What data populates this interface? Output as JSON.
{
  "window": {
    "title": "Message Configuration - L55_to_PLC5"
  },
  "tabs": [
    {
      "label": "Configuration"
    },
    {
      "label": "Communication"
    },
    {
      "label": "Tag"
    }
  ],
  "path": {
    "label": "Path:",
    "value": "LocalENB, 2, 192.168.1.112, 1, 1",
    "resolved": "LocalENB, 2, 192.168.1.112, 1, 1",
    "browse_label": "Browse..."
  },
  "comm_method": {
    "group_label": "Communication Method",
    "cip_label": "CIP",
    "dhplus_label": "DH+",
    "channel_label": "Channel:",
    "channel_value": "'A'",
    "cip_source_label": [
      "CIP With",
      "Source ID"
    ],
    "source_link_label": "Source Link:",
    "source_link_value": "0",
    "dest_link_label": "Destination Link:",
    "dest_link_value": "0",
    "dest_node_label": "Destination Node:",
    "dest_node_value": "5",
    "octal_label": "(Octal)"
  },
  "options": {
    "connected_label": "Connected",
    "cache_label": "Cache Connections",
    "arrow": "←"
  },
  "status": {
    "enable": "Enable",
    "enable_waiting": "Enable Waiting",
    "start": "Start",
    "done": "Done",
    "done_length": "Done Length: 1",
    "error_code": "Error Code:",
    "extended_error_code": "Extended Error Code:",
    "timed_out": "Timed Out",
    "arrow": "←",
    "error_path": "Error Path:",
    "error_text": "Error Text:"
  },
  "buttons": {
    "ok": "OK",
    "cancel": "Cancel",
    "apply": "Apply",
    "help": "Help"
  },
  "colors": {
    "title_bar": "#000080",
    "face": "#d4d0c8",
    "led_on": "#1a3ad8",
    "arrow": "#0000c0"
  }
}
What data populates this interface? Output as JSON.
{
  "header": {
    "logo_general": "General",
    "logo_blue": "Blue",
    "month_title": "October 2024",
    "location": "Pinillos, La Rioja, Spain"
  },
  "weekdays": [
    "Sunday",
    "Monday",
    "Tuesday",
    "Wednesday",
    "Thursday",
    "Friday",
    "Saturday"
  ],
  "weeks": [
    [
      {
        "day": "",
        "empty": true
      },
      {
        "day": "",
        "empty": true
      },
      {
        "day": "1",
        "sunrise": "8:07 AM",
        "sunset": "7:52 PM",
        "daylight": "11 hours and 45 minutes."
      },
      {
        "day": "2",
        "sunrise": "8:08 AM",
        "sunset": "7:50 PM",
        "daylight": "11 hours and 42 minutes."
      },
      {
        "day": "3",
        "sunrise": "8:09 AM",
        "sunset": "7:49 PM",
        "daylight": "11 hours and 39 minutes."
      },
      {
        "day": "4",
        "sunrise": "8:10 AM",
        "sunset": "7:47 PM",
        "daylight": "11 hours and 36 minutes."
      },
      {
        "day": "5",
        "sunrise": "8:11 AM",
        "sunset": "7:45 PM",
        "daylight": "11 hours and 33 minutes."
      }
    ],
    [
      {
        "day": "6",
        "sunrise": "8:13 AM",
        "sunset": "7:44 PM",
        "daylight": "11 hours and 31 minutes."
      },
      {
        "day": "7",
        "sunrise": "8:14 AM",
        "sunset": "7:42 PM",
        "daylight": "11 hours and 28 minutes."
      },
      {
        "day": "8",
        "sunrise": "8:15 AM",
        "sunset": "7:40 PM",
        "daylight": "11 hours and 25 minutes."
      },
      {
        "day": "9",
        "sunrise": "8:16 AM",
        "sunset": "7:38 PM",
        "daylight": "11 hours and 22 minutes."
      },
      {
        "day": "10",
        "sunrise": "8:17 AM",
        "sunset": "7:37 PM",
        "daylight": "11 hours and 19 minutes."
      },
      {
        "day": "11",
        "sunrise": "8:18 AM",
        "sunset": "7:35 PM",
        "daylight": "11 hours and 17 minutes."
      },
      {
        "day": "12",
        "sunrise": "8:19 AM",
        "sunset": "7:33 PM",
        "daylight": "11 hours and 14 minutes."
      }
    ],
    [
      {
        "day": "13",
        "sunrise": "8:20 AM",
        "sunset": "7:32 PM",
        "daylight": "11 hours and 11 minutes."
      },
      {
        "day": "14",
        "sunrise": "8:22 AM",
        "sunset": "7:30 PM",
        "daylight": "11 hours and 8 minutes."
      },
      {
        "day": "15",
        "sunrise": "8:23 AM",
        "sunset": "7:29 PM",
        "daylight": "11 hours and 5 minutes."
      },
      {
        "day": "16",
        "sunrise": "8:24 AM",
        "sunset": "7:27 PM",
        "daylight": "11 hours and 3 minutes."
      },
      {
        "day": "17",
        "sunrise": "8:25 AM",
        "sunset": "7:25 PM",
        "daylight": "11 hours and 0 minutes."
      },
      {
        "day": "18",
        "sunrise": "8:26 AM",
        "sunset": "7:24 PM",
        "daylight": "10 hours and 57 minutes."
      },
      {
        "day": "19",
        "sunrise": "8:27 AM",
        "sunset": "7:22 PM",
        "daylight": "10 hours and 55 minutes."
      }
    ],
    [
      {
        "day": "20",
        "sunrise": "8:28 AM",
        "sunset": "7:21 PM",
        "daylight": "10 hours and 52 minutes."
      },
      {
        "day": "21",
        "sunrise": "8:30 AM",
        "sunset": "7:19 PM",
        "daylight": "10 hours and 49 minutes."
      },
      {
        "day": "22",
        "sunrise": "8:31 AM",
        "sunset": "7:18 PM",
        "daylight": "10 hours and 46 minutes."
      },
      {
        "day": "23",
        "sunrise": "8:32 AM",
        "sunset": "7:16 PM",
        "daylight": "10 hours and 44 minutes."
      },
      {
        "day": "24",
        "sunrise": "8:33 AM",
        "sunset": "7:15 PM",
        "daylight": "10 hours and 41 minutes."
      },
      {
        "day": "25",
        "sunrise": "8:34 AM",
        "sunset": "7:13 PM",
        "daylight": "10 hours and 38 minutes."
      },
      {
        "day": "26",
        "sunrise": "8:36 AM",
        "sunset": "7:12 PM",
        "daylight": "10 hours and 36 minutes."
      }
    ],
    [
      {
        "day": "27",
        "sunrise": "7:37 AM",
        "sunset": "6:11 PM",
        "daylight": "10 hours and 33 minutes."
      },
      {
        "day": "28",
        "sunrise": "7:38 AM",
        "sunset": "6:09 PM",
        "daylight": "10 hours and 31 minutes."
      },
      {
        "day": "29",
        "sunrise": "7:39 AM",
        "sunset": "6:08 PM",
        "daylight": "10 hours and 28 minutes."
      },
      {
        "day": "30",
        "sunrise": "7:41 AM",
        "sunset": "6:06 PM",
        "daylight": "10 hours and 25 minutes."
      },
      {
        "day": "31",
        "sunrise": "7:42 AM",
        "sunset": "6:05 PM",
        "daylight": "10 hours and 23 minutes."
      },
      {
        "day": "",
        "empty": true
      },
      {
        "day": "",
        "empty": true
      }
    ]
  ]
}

= Written instruction =
Look through the entries above and report each line where the string "Communication" occurs.

= Completed exercise =
      "label": "Communication"
    "group_label": "Communication Method",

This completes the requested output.